*** Input

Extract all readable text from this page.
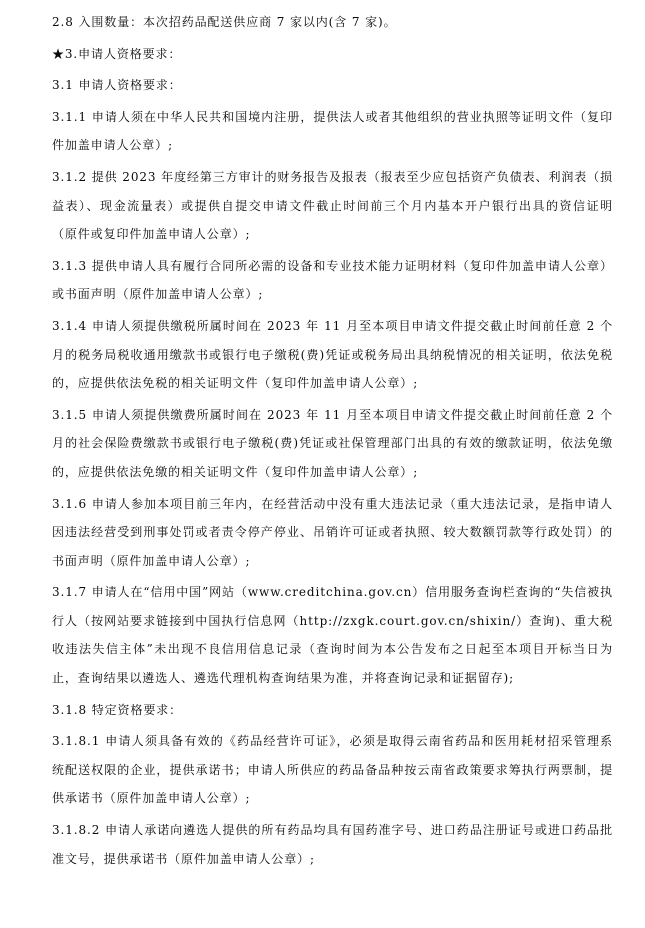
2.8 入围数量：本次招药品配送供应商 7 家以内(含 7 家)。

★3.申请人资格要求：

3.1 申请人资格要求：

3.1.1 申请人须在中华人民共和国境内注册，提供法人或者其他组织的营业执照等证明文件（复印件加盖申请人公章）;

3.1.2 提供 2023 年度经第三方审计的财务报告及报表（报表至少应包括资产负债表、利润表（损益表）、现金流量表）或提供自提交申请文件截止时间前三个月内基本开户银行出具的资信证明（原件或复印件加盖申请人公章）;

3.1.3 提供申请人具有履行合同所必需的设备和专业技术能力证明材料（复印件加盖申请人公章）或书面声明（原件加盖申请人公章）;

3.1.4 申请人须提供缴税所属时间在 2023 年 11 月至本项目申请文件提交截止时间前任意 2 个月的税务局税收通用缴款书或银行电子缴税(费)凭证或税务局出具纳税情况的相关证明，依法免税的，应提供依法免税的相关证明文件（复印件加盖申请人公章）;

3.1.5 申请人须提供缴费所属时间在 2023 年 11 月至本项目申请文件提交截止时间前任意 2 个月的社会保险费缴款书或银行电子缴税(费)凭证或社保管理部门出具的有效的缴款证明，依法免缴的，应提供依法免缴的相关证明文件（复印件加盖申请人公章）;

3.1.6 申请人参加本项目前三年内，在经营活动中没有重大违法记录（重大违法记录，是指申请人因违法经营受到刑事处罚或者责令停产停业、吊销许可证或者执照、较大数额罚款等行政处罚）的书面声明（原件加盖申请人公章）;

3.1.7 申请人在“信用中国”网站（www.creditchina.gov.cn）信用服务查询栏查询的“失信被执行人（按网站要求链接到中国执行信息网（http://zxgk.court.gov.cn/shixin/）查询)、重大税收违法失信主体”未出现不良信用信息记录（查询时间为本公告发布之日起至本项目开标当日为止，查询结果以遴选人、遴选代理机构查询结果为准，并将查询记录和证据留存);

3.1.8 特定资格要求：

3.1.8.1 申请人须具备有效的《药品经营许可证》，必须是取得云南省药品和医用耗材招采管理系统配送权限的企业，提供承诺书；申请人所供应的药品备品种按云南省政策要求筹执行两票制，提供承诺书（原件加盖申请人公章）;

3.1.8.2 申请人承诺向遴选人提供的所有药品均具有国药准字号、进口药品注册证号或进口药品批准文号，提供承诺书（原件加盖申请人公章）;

******

◆ What you should do ◆
From the listing, copy every line where the string "原件加盖申请人公章" appears.

◆ Result of the exercise ◆
3.1.3 提供申请人具有履行合同所必需的设备和专业技术能力证明材料（复印件加盖申请人公章）或书面声明（原件加盖申请人公章）;
3.1.6 申请人参加本项目前三年内，在经营活动中没有重大违法记录（重大违法记录，是指申请人因违法经营受到刑事处罚或者责令停产停业、吊销许可证或者执照、较大数额罚款等行政处罚）的书面声明（原件加盖申请人公章）;
3.1.8.1 申请人须具备有效的《药品经营许可证》，必须是取得云南省药品和医用耗材招采管理系统配送权限的企业，提供承诺书；申请人所供应的药品备品种按云南省政策要求筹执行两票制，提供承诺书（原件加盖申请人公章）;
3.1.8.2 申请人承诺向遴选人提供的所有药品均具有国药准字号、进口药品注册证号或进口药品批准文号，提供承诺书（原件加盖申请人公章）;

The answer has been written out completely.